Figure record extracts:
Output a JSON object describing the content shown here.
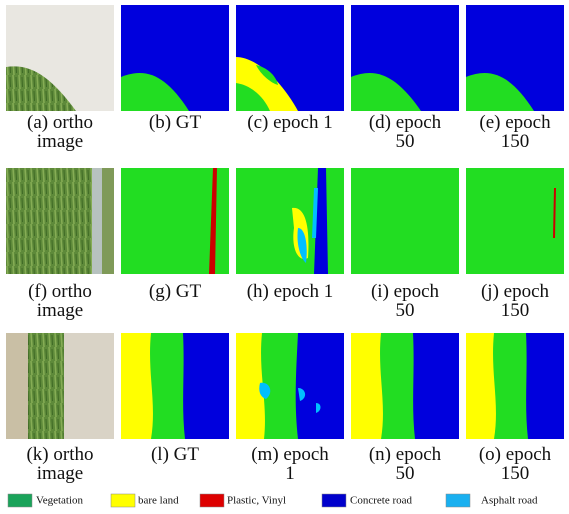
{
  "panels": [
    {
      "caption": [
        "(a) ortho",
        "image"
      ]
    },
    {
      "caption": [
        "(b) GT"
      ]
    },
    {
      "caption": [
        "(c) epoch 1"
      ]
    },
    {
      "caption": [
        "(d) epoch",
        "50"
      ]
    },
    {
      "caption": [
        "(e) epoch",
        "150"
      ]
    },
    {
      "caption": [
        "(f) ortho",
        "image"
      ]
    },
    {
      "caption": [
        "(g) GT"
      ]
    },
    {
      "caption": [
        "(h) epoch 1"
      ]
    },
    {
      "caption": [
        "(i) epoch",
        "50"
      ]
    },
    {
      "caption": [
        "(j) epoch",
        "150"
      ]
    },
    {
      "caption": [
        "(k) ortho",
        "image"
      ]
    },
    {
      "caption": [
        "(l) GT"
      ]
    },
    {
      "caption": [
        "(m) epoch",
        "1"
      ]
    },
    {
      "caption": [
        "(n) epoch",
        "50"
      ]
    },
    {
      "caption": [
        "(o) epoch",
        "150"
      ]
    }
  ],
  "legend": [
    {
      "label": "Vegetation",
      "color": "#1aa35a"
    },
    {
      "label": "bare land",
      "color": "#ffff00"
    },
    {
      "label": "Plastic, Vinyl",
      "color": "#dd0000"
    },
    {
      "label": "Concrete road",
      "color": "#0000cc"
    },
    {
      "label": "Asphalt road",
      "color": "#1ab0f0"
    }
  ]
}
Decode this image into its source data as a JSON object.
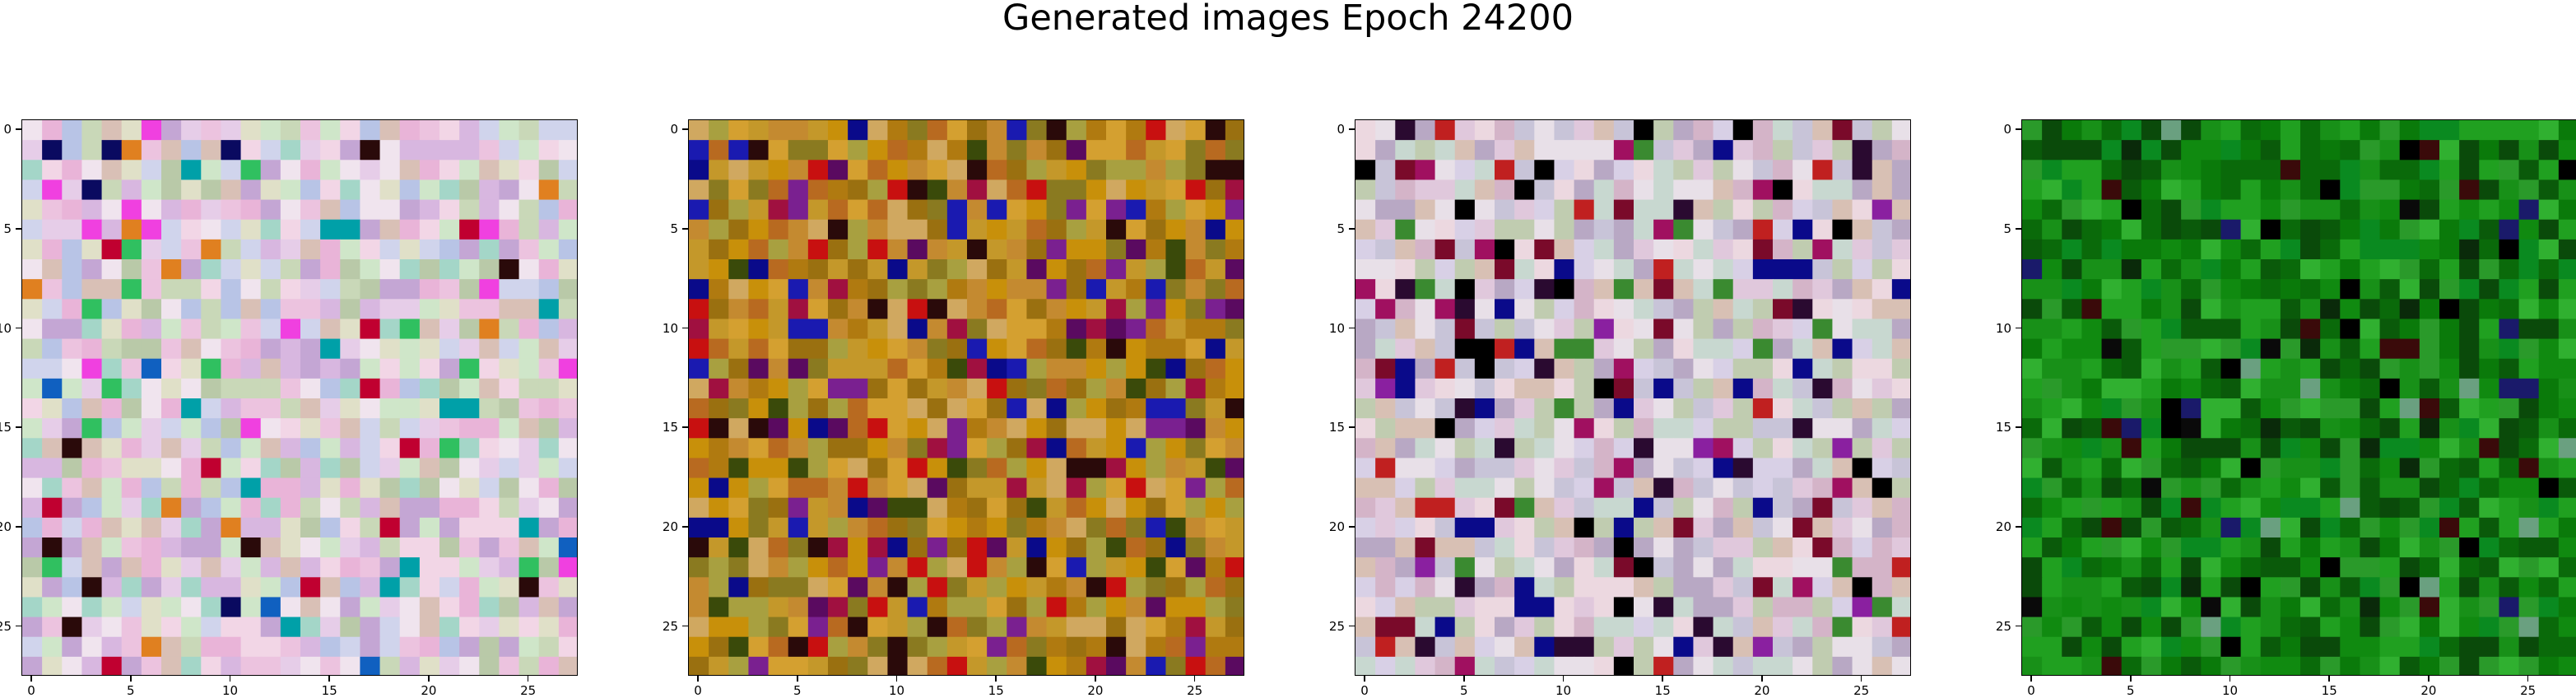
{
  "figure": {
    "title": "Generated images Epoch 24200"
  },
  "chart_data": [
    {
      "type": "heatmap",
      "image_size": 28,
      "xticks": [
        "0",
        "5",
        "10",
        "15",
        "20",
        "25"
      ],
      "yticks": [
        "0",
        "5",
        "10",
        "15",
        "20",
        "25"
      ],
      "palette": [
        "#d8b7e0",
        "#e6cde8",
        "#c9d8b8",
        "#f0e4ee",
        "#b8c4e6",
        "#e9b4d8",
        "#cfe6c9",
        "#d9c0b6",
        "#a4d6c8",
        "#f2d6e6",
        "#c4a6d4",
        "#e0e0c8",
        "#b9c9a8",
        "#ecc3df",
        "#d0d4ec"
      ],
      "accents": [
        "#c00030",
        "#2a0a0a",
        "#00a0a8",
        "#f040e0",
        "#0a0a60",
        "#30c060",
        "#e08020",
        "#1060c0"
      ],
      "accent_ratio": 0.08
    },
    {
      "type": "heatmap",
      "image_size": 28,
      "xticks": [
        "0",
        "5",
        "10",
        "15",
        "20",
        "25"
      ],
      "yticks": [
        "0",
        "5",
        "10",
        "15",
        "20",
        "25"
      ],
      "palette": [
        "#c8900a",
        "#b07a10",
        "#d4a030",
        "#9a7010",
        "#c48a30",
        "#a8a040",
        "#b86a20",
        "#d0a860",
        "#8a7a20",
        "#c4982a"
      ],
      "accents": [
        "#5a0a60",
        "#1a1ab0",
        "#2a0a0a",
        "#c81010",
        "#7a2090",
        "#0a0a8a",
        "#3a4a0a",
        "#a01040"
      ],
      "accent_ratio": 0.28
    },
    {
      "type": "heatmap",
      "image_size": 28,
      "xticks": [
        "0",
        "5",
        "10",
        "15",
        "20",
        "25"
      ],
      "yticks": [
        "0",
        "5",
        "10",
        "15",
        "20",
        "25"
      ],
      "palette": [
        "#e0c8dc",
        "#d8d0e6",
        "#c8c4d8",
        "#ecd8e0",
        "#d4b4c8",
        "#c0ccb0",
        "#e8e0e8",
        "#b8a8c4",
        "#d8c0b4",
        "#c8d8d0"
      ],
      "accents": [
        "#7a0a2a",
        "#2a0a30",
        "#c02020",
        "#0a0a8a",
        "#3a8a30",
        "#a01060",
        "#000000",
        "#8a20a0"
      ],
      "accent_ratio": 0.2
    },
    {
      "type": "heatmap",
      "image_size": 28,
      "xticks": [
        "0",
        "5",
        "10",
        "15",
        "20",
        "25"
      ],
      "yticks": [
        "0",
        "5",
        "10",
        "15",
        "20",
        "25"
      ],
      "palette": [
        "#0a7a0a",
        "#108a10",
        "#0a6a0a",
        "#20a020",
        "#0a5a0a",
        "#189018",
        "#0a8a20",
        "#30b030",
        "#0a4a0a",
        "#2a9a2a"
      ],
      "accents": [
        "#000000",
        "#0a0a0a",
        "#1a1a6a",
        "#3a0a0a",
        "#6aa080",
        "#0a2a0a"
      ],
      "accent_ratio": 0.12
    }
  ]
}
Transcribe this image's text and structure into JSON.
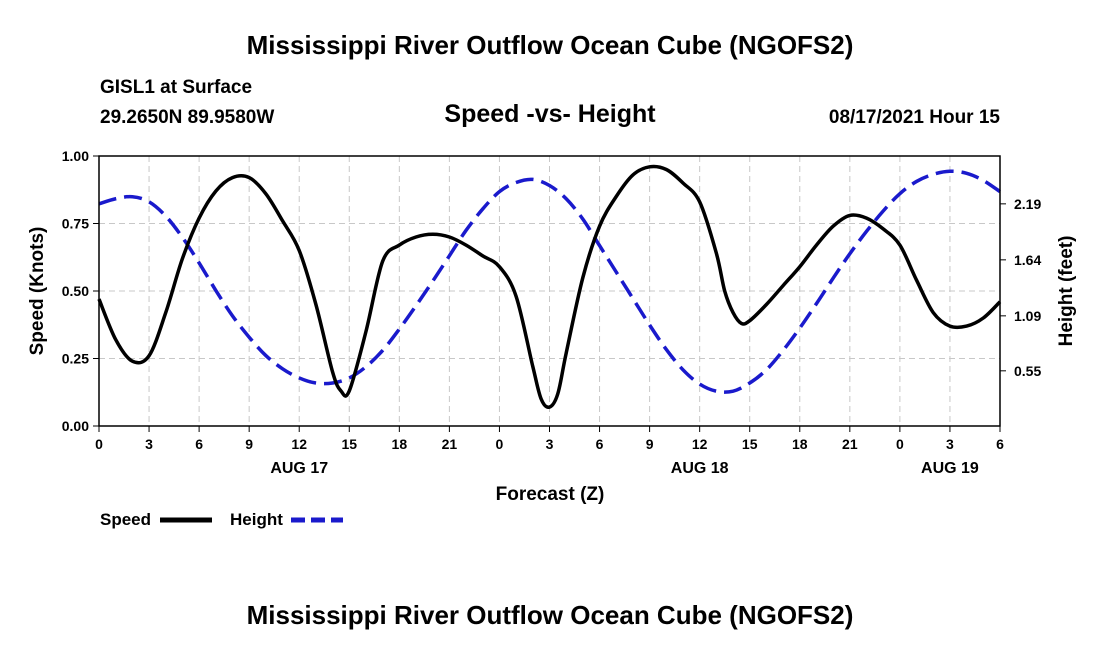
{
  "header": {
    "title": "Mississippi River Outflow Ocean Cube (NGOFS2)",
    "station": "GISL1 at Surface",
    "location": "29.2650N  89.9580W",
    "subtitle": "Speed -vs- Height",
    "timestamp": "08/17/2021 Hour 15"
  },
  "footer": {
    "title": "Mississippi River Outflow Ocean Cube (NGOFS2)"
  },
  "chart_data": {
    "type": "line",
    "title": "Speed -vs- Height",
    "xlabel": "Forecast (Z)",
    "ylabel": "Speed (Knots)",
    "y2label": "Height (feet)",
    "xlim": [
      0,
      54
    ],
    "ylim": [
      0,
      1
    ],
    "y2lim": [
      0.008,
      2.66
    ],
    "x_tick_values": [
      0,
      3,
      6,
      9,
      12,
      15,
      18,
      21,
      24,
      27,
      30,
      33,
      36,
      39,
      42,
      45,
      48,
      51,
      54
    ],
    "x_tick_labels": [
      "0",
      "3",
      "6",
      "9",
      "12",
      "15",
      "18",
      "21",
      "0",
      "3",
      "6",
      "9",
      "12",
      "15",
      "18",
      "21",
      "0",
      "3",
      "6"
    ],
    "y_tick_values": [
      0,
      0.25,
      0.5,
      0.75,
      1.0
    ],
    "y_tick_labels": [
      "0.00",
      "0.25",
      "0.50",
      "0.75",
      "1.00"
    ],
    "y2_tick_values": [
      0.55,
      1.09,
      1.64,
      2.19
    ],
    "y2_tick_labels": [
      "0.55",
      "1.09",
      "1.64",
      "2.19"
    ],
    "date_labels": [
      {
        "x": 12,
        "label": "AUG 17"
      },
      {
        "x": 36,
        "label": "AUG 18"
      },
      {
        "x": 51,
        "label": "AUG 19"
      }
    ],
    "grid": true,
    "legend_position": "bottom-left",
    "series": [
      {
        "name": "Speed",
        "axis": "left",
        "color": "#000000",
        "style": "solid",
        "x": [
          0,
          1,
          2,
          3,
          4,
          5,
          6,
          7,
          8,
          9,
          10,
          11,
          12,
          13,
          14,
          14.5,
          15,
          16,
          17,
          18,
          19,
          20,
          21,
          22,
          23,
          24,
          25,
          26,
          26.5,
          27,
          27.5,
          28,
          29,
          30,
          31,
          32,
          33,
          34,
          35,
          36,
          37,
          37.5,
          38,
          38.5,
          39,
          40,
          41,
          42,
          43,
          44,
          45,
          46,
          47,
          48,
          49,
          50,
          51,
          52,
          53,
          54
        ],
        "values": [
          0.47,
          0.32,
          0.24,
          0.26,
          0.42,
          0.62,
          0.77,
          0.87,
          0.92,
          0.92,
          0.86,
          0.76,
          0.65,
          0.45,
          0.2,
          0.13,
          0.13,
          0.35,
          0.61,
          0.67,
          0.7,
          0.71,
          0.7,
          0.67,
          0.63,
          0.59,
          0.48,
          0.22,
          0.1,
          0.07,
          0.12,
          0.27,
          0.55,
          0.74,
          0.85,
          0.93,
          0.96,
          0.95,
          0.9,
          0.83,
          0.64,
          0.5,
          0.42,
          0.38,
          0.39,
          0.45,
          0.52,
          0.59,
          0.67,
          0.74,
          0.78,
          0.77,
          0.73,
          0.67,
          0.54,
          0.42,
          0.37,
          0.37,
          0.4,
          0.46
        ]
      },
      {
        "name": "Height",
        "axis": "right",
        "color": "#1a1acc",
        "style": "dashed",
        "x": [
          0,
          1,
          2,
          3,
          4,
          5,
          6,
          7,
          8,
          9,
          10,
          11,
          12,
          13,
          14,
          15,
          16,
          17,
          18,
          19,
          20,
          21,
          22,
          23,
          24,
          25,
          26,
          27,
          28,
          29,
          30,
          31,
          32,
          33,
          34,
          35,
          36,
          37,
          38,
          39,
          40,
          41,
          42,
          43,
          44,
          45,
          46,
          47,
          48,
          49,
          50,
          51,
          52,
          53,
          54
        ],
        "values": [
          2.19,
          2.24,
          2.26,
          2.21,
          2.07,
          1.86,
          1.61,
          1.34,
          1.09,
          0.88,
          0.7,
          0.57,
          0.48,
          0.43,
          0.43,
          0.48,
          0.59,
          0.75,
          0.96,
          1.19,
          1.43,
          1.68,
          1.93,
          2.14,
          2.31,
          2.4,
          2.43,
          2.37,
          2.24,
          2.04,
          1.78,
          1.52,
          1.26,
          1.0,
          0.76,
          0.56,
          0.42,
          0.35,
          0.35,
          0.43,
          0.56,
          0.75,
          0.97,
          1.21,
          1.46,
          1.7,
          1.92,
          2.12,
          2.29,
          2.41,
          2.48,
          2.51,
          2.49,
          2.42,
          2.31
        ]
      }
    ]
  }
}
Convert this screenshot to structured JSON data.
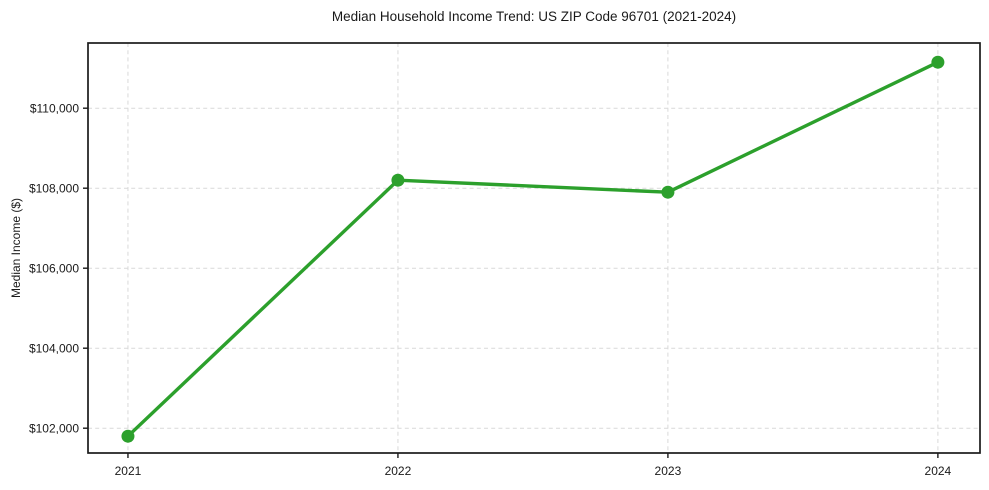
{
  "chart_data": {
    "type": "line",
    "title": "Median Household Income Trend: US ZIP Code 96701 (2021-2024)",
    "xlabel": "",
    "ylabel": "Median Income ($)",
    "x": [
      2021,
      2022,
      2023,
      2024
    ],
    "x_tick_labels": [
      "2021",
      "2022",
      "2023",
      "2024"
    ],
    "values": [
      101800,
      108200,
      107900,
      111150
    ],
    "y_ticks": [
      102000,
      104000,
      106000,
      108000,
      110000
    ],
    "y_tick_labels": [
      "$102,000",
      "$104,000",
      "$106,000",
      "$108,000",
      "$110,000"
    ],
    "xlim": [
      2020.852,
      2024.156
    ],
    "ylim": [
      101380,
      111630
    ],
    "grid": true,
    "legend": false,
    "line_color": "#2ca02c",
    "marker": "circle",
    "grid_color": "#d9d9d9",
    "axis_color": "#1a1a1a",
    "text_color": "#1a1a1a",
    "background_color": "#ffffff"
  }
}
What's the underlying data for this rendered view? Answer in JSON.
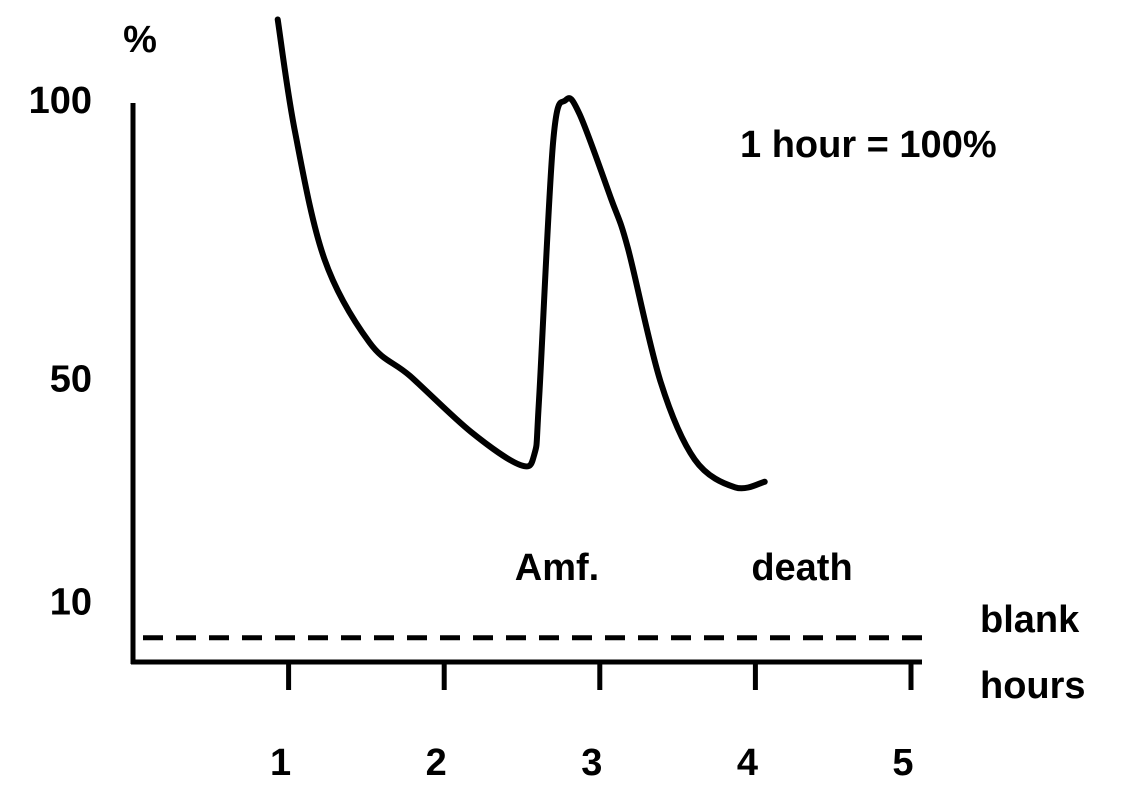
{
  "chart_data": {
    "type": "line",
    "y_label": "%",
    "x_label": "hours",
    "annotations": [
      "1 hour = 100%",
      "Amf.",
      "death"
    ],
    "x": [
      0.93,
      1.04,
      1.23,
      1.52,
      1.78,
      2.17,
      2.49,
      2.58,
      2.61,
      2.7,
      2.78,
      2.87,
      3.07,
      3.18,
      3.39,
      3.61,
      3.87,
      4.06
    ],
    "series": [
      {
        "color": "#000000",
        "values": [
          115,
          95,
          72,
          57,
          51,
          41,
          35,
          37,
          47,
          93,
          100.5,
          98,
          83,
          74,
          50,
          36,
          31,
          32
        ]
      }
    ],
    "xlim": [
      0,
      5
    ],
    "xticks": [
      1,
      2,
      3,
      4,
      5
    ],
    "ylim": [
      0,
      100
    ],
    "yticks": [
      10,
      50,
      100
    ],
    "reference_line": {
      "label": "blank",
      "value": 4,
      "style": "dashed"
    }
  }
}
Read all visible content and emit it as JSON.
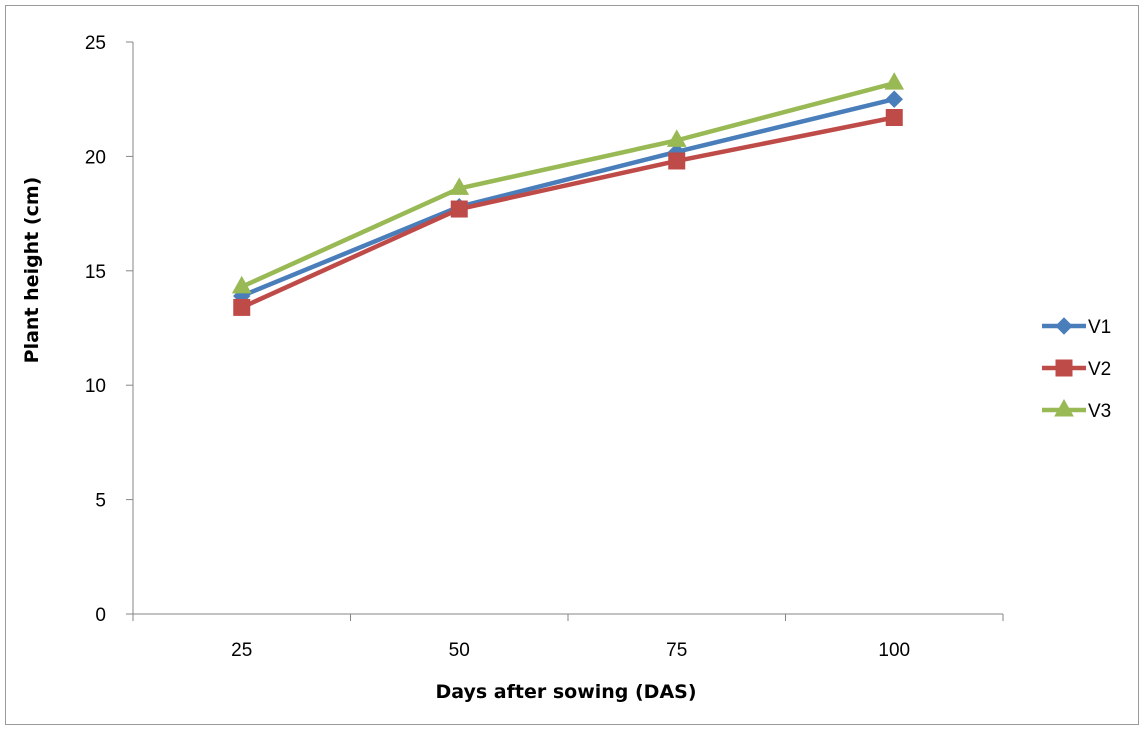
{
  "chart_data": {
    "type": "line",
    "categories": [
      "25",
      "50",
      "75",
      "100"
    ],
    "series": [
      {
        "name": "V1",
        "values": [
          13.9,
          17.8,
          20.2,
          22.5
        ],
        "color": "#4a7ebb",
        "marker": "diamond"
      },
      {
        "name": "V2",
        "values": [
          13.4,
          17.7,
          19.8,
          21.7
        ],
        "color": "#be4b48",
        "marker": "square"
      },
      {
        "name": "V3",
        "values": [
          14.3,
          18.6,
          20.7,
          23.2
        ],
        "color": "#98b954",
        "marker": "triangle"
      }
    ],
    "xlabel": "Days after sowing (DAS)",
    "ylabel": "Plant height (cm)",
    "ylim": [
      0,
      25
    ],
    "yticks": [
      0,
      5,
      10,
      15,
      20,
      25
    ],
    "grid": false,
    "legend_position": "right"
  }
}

**What the task requires:**
Collect the lines of the data that carry the word "Outflow".

**Completed exercise:**
    "title": "Mississippi River Outflow Ocean Cube (NGOFS2)",
    "title": "Mississippi River Outflow Ocean Cube (NGOFS2)"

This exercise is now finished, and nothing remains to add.